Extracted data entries
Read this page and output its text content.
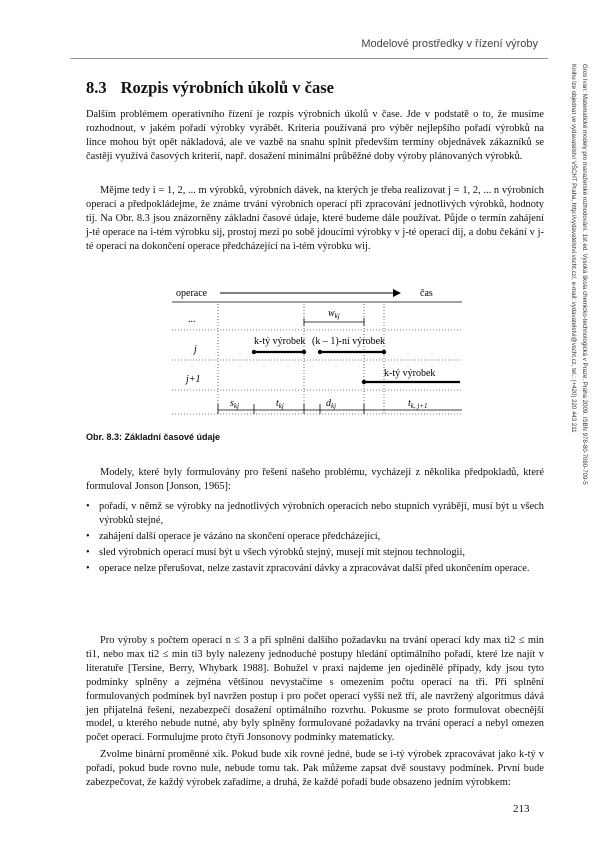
Modelové prostředky v řízení výroby
Gros Ivan: Matematické modely pro manažerské rozhodování. 1st ed. Vysoká škola chemicko-technologická v Praze, Praha 2009. ISBN 978-80-7080-709-5
Knihu lze objednat ve vydavatelství VŠCHT Praha, http://vydavatelstvi.vscht.cz/, e-mail: vydavatelstvi@vscht.cz, tel.: (+420) 220 443 211
8.3 Rozpis výrobních úkolů v čase

Dalším problémem operativního řízení je rozpis výrobních úkolů v čase. Jde v podstatě o to, že musíme rozhodnout, v jakém pořadí výrobky vyrábět. Kriteria používaná pro výběr nejlepšího pořadí výrobků na lince mohou být opět nákladová, ale ve vazbě na snahu splnit především termíny objednávek zákazníků se častěji využívá časových kriterií, např. dosažení minimální průběžné doby výroby plánovaných výrobků.

Mějme tedy i = 1, 2, ... m výrobků, výrobních dávek, na kterých je třeba realizovat j = 1, 2, ... n výrobních operací a předpokládejme, že známe trvání výrobních operací při zpracování jednotlivých výrobků, hodnoty tij. Na Obr. 8.3 jsou znázorněny základní časové údaje, které budeme dále používat. Půjde o termín zahájení j-té operace na i-tém výrobku sij, prostoj mezi po sobě jdoucími výrobky v j-té operaci dij, a dobu čekání v j-té operaci na dokončení operace předcházející na i-tém výrobku wij.

operace	čas
...
j
j+1
$w_{kj}$
k-tý výrobek (k – 1)-ní výrobek
k-tý výrobek
$s_{kj}$	$t_{kj}$	$d_{kj}$	$t_{k, j+1}$
Obr. 8.3: Základní časové údaje
Modely, které byly formulovány pro řešení našeho problému, vycházejí z několika předpokladů, které formuloval Jonson [Jonson, 1965]:
• pořadí, v němž se výrobky na jednotlivých výrobních operacích nebo stupních vyrábějí, musí být u všech výrobků stejné,
• zahájení další operace je vázáno na skončení operace předcházející,
• sled výrobních operací musí být u všech výrobků stejný, musejí mít stejnou technologii,
• operace nelze přerušovat, nelze zastavit zpracování dávky a zpracovávat další před ukončením operace.
Pro výroby s počtem operací n ≤ 3 a při splnění dalšího požadavku na trvání operací kdy max ti2 ≤ min ti1, nebo max ti2 ≤ min ti3 byly nalezeny jednoduché postupy hledání optimálního pořadí, které lze najít v literatuře [Tersine, Berry, Whybark 1988]. Bohužel v praxi najdeme jen ojedinělé případy, kdy jsou tyto podmínky splněny a zejména většinou nevystačíme s omezením počtu operací na tři. Při splnění formulovaných podmínek byl navržen postup i pro počet operací vyšší než tři, ale navržený algoritmus dává jen přijatelná řešení, nezabezpečí dosažení optimálního rozvrhu. Pokusme se proto formulovat obecnější model, u kterého nebude nutné, aby byly splněny formulované požadavky na trvání operací a nebyl omezen počet operací. Formulujme proto čtyři Jonsonovy podmínky matematicky.
Zvolme binární proměnné xik. Pokud bude xik rovné jedné, bude se i-tý výrobek zpracovávat jako k-tý v pořadí, pokud bude rovno nule, nebude tomu tak. Pak můžeme zapsat dvě soustavy podmínek. První bude zabezpečovat, že každý výrobek zařadíme, a druhá, že každé pořadí bude obsazeno jedním výrobkem:
213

▸ **Exercise objective**
Copy all lines from the listing that contain "údaje".

▸ **Solution for this task**
Mějme tedy i = 1, 2, ... m výrobků, výrobních dávek, na kterých je třeba realizovat j = 1, 2, ... n výrobních operací a předpokládejme, že známe trvání výrobních operací při zpracování jednotlivých výrobků, hodnoty tij. Na Obr. 8.3 jsou znázorněny základní časové údaje, které budeme dále používat. Půjde o termín zahájení j-té operace na i-tém výrobku sij, prostoj mezi po sobě jdoucími výrobky v j-té operaci dij, a dobu čekání v j-té operaci na dokončení operace předcházející na i-tém výrobku wij.
Obr. 8.3: Základní časové údaje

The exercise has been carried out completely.